• **Page text**:
━━━━

# Losing Sleep - Sanibel 18 or Montgomery 17



## SHays (Apr 24, 2007)

I have been reading everything I can about these two trailerable pocket cruisers, and am distraught over which to buy. Sanibel 18 supposedly has better sleeping space... Montgomery has better self righting abilities and sails more stiffly, which would please my little ones. I love the looks of the Monty, but was wondering if there is a centerboard trunk that intrudes into the cabin? A 360 degree tour of the M17 would provide answers to my interior layout questions. The Sanibel, I understand, is open below, and will beach quite well, which is an important feature in the multiple places I sail, however, the Sanibel by comparison to the M17 is a little more tippy at least for the first few degrees, then stiff after that. The M17 draws 1'9" which would make it a litte more difficult to beach, but not impossible. If I had the money, I would buy a new Compac Eclipse 21, as I understand it is very simple to rig, and would provide my family of four with a little more room.

━━━━

• **Record set**:
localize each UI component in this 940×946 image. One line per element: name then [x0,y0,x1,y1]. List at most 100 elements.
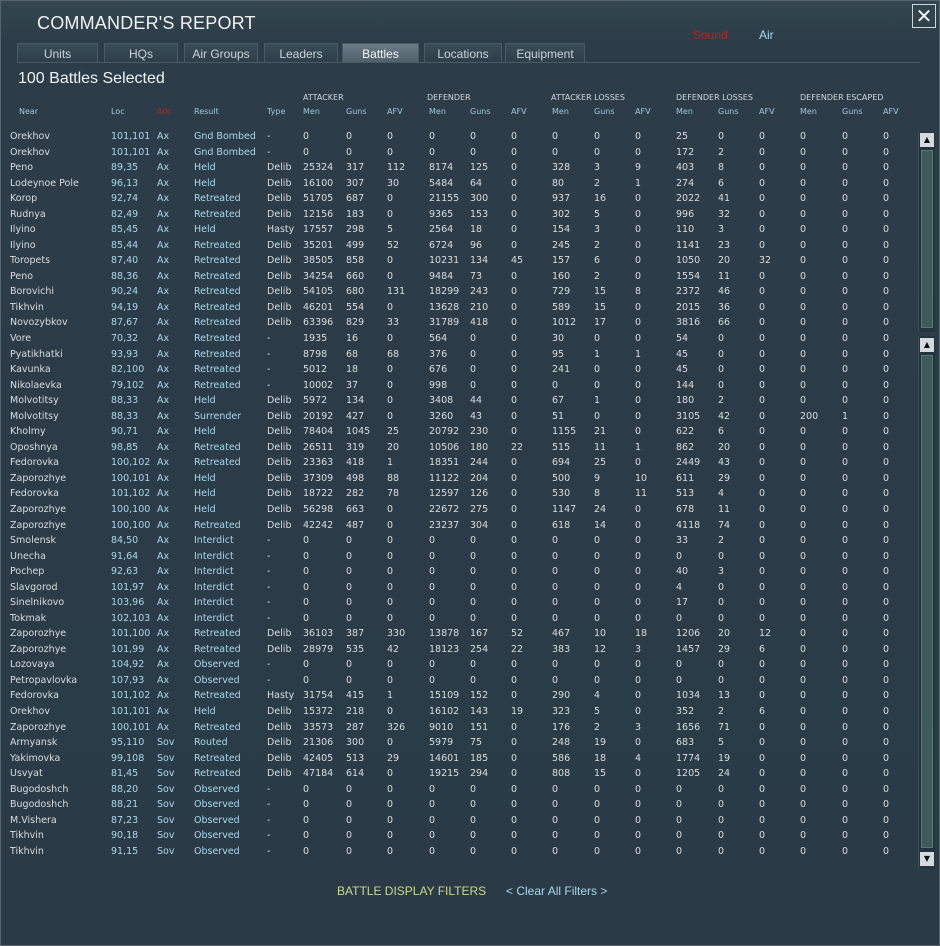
table-row[interactable]: Yakimovka 99,108 Sov Retreated Delib 42405 513… [1,751,913,766]
col-defender-escaped-guns[interactable]: Guns [842,107,863,116]
scrollbar-thumb[interactable] [921,355,933,848]
table-row[interactable]: Fedorovka 101,102 Ax Retreated Hasty 31754 415… [1,688,913,703]
cell-side: Sov [157,768,175,780]
col-defender-afv[interactable]: AFV [511,107,527,116]
table-row[interactable]: Sinelnikovo 103,96 Ax Interdict - 0 0 0 0 0 0 0 0 0 17… [1,595,913,610]
tab-battles[interactable]: Battles [342,43,419,63]
table-row[interactable]: Lozovaya 104,92 Ax Observed - 0 0 0 0 0 0 0 0 0 0 0 0 0 0 0 [1,657,913,672]
sound-toggle[interactable]: Sound [693,28,728,42]
arrow-up-icon[interactable]: ▲ [920,338,934,352]
col-attacker-men[interactable]: Men [303,107,320,116]
table-row[interactable]: Tokmak 102,103 Ax Interdict - 0 0 0 0 0 0 0 0 0 0 0 0 0 0 0 [1,611,913,626]
table-row[interactable]: Peno 88,36 Ax Retreated Delib 34254 660 0 9484 73… [1,269,913,284]
table-row[interactable]: Nikolaevka 79,102 Ax Retreated - 10002 37 0 998 0… [1,378,913,393]
tab-leaders[interactable]: Leaders [264,43,338,63]
table-row[interactable]: Orekhov 101,101 Ax Gnd Bombed - 0 0 0 0 0 0 0 0 0 25 0 0… [1,129,913,144]
table-row[interactable]: Petropavlovka 107,93 Ax Observed - 0 0 0 0 0 0 0 0 0 0… [1,673,913,688]
cell-att-loss-afv: 0 [635,612,642,624]
col-near[interactable]: Near [19,107,39,116]
battle-display-filters-link[interactable]: BATTLE DISPLAY FILTERS [337,884,487,898]
arrow-up-icon[interactable]: ▲ [920,133,934,147]
table-row[interactable]: Tikhvin 94,19 Ax Retreated Delib 46201 554 0 136… [1,300,913,315]
cell-side: Ax [157,705,170,717]
table-row[interactable]: Pochep 92,63 Ax Interdict - 0 0 0 0 0 0 0 0 0 40 3 0 0 0 0 [1,564,913,579]
table-row[interactable]: Pyatikhatki 93,93 Ax Retreated - 8798 68 68 376 0… [1,347,913,362]
table-row[interactable]: Zaporozhye 100,100 Ax Retreated Delib 42242 48… [1,518,913,533]
col-type[interactable]: Type [267,107,286,116]
col-loc[interactable]: Loc [111,107,125,116]
col-defender-men[interactable]: Men [429,107,446,116]
table-row[interactable]: Zaporozhye 101,99 Ax Retreated Delib 28979 535… [1,642,913,657]
col-defender-escaped-afv[interactable]: AFV [883,107,899,116]
table-row[interactable]: Zaporozhye 100,100 Ax Held Delib 56298 663 0 226… [1,502,913,517]
table-row[interactable]: Kholmy 90,71 Ax Held Delib 78404 1045 25 20792 23… [1,424,913,439]
cell-def-loss-men: 0 [676,612,683,624]
col-attacker-losses-men[interactable]: Men [552,107,569,116]
cell-type: - [267,830,271,842]
col-attacker-guns[interactable]: Guns [346,107,367,116]
table-row[interactable]: Ilyino 85,45 Ax Held Hasty 17557 298 5 2564 18 0 15… [1,222,913,237]
table-row[interactable]: Ilyino 85,44 Ax Retreated Delib 35201 499 52 672… [1,238,913,253]
table-row[interactable]: Unecha 91,64 Ax Interdict - 0 0 0 0 0 0 0 0 0 0 0 0 0 0 0 [1,549,913,564]
table-row[interactable]: Orekhov 101,101 Ax Held Delib 15372 218 0 16102 1… [1,704,913,719]
tab-units[interactable]: Units [17,43,98,63]
cell-att-guns: 499 [346,239,365,251]
col-defender-losses-afv[interactable]: AFV [759,107,775,116]
table-row[interactable]: Molvotitsy 88,33 Ax Held Delib 5972 134 0 3408 44… [1,393,913,408]
col-defender-losses-guns[interactable]: Guns [718,107,739,116]
table-row[interactable]: Korop 92,74 Ax Retreated Delib 51705 687 0 21155… [1,191,913,206]
table-row[interactable]: Kavunka 82,100 Ax Retreated - 5012 18 0 676 0 0 241… [1,362,913,377]
col-result[interactable]: Result [194,107,219,116]
table-row[interactable]: Zaporozhye 101,100 Ax Retreated Delib 36103 38… [1,626,913,641]
col-attacker-losses-afv[interactable]: AFV [635,107,651,116]
table-row[interactable]: Slavgorod 101,97 Ax Interdict - 0 0 0 0 0 0 0 0 0 4 0 0 0… [1,580,913,595]
table-row[interactable]: Orekhov 101,101 Ax Gnd Bombed - 0 0 0 0 0 0 0 0 0 172 2… [1,145,913,160]
close-icon[interactable]: ✕ [912,4,936,28]
table-row[interactable]: Armyansk 95,110 Sov Routed Delib 21306 300 0 597… [1,735,913,750]
col-defender-escaped-men[interactable]: Men [800,107,817,116]
table-row[interactable]: Borovichi 90,24 Ax Retreated Delib 54105 680 13… [1,284,913,299]
tab-equipment[interactable]: Equipment [505,43,585,63]
table-row[interactable]: Oposhnya 98,85 Ax Retreated Delib 26511 319 20 1… [1,440,913,455]
cell-loc: 88,20 [111,783,139,795]
cell-type: Delib [267,177,292,189]
col-attacker-afv[interactable]: AFV [387,107,403,116]
table-row[interactable]: Smolensk 84,50 Ax Interdict - 0 0 0 0 0 0 0 0 0 33 2 0 0 0… [1,533,913,548]
arrow-down-icon[interactable]: ▼ [920,852,934,866]
tab-air-groups[interactable]: Air Groups [184,43,258,63]
col-defender-losses-men[interactable]: Men [676,107,693,116]
tab-locations[interactable]: Locations [424,43,502,63]
table-row[interactable]: M.Vishera 87,23 Sov Observed - 0 0 0 0 0 0 0 0 0 0 0 0 0 0… [1,813,913,828]
air-toggle[interactable]: Air [759,28,774,42]
col-attacker-losses-guns[interactable]: Guns [594,107,615,116]
table-row[interactable]: Zaporozhye 100,101 Ax Held Delib 37309 498 88 11… [1,471,913,486]
table-row[interactable]: Rudnya 82,49 Ax Retreated Delib 12156 183 0 9365… [1,207,913,222]
cell-near: Fedorovka [10,488,59,500]
scrollbar-main[interactable]: ▲ ▼ [918,336,935,869]
table-row[interactable]: Peno 89,35 Ax Held Delib 25324 317 112 8174 125 0 3… [1,160,913,175]
table-row[interactable]: Bugodoshch 88,20 Sov Observed - 0 0 0 0 0 0 0 0 0 0 0 0 0… [1,782,913,797]
table-row[interactable]: Lodeynoe Pole 96,13 Ax Held Delib 16100 307 30 5… [1,176,913,191]
cell-att-afv: 30 [387,177,400,189]
table-row[interactable]: Tikhvin 91,15 Sov Observed - 0 0 0 0 0 0 0 0 0 0 0 0 0 0 0 [1,844,913,859]
table-row[interactable]: Molvotitsy 88,33 Ax Surrender Delib 20192 427 0… [1,409,913,424]
table-row[interactable]: Fedorovka 101,102 Ax Held Delib 18722 282 78 125… [1,486,913,501]
clear-all-filters-link[interactable]: < Clear All Filters > [506,884,608,898]
cell-def-esc-guns: 0 [842,783,849,795]
table-row[interactable]: Vore 70,32 Ax Retreated - 1935 16 0 564 0 0 30 0 0 54 0… [1,331,913,346]
scrollbar-thumb[interactable] [921,150,933,328]
col-attacker-side[interactable]: Atk [157,107,171,116]
cell-att-loss-afv: 10 [635,472,648,484]
table-row[interactable]: Usvyat 81,45 Sov Retreated Delib 47184 614 0 192… [1,766,913,781]
col-defender-guns[interactable]: Guns [470,107,491,116]
scrollbar-top[interactable]: ▲ [918,132,935,332]
table-row[interactable]: Zaporozhye 100,101 Ax Retreated Delib 33573 28… [1,720,913,735]
tab-hqs[interactable]: HQs [104,43,178,63]
table-row[interactable]: Novozybkov 87,67 Ax Retreated Delib 63396 829 3… [1,315,913,330]
cell-att-loss-guns: 2 [594,721,601,733]
table-row[interactable]: Tikhvin 90,18 Sov Observed - 0 0 0 0 0 0 0 0 0 0 0 0 0 0 0 [1,828,913,843]
table-row[interactable]: Toropets 87,40 Ax Retreated Delib 38505 858 0 10… [1,253,913,268]
table-row[interactable]: Fedorovka 100,102 Ax Retreated Delib 23363 418… [1,455,913,470]
table-row[interactable]: Bugodoshch 88,21 Sov Observed - 0 0 0 0 0 0 0 0 0 0 0 0 0… [1,797,913,812]
cell-loc: 88,33 [111,395,139,407]
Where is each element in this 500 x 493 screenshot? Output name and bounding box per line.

━━━━

• **Given exercise**: Reproduce the forum post comparing the Sanibel 18 and Montgomery 17 in full, word for word. The data has no connection to the forum post about the Sanibel 18 and Montgomery 17.

• **Response to the task**:
# Losing Sleep - Sanibel 18 or Montgomery 17



## SHays (Apr 24, 2007)

I have been reading everything I can about these two trailerable pocket cruisers, and am distraught over which to buy. Sanibel 18 supposedly has better sleeping space... Montgomery has better self righting abilities and sails more stiffly, which would please my little ones. I love the looks of the Monty, but was wondering if there is a centerboard trunk that intrudes into the cabin? A 360 degree tour of the M17 would provide answers to my interior layout questions. The Sanibel, I understand, is open below, and will beach quite well, which is an important feature in the multiple places I sail, however, the Sanibel by comparison to the M17 is a little more tippy at least for the first few degrees, then stiff after that. The M17 draws 1'9" which would make it a litte more difficult to beach, but not impossible. If I had the money, I would buy a new Compac Eclipse 21, as I understand it is very simple to rig, and would provide my family of four with a little more room.